Aim =>
Sort through the entries below and pull out lines containing the word "belgilarini".

========================

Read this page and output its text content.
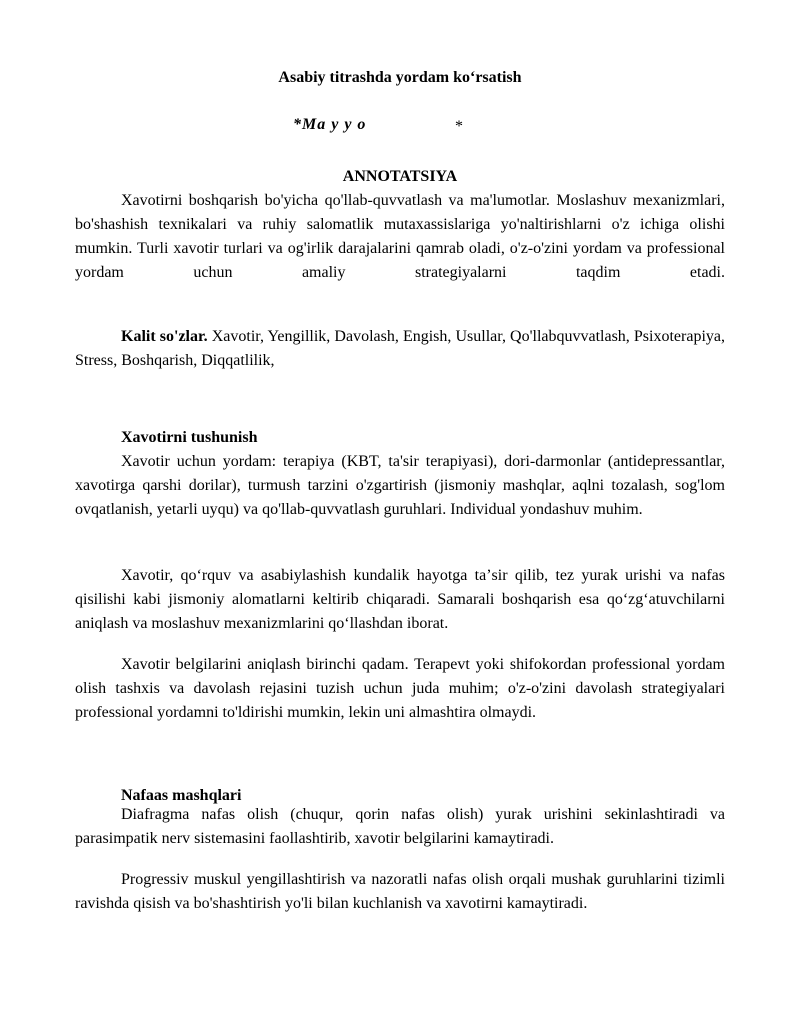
Asabiy titrashda yordam koʻrsatish
*Ma y y o	*
ANNOTATSIYA
Xavotirni boshqarish bo'yicha qo'llab-quvvatlash va ma'lumotlar. Moslashuv mexanizmlari, bo'shashish texnikalari va ruhiy salomatlik mutaxassislariga yo'naltirishlarni o'z ichiga olishi mumkin. Turli xavotir turlari va og'irlik darajalarini qamrab oladi, o'z-o'zini yordam va professional yordam uchun amaliy strategiyalarni taqdim etadi.
Kalit so'zlar. Xavotir, Yengillik, Davolash, Engish, Usullar, Qo'llabquvvatlash, Psixoterapiya, Stress, Boshqarish, Diqqatlilik,
Xavotirni tushunish
Xavotir uchun yordam: terapiya (KBT, ta'sir terapiyasi), dori-darmonlar (antidepressantlar, xavotirga qarshi dorilar), turmush tarzini o'zgartirish (jismoniy mashqlar, aqlni tozalash, sog'lom ovqatlanish, yetarli uyqu) va qo'llab-quvvatlash guruhlari. Individual yondashuv muhim.
Xavotir, qoʻrquv va asabiylashish kundalik hayotga taʼsir qilib, tez yurak urishi va nafas qisilishi kabi jismoniy alomatlarni keltirib chiqaradi. Samarali boshqarish esa qoʻzgʻatuvchilarni aniqlash va moslashuv mexanizmlarini qoʻllashdan iborat.
Xavotir belgilarini aniqlash birinchi qadam. Terapevt yoki shifokordan professional yordam olish tashxis va davolash rejasini tuzish uchun juda muhim; o'z-o'zini davolash strategiyalari professional yordamni to'ldirishi mumkin, lekin uni almashtira olmaydi.
Nafaas mashqlari
Diafragma nafas olish (chuqur, qorin nafas olish) yurak urishini sekinlashtiradi va parasimpatik nerv sistemasini faollashtirib, xavotir belgilarini kamaytiradi.
Progressiv muskul yengillashtirish va nazoratli nafas olish orqali mushak guruhlarini tizimli ravishda qisish va bo'shashtirish yo'li bilan kuchlanish va xavotirni kamaytiradi.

========================

Complete response =>
Xavotir belgilarini aniqlash birinchi qadam. Terapevt yoki shifokordan professional yordam olish tashxis va davolash rejasini tuzish uchun juda muhim; o'z-o'zini davolash strategiyalari professional yordamni to'ldirishi mumkin, lekin uni almashtira olmaydi.
Diafragma nafas olish (chuqur, qorin nafas olish) yurak urishini sekinlashtiradi va parasimpatik nerv sistemasini faollashtirib, xavotir belgilarini kamaytiradi.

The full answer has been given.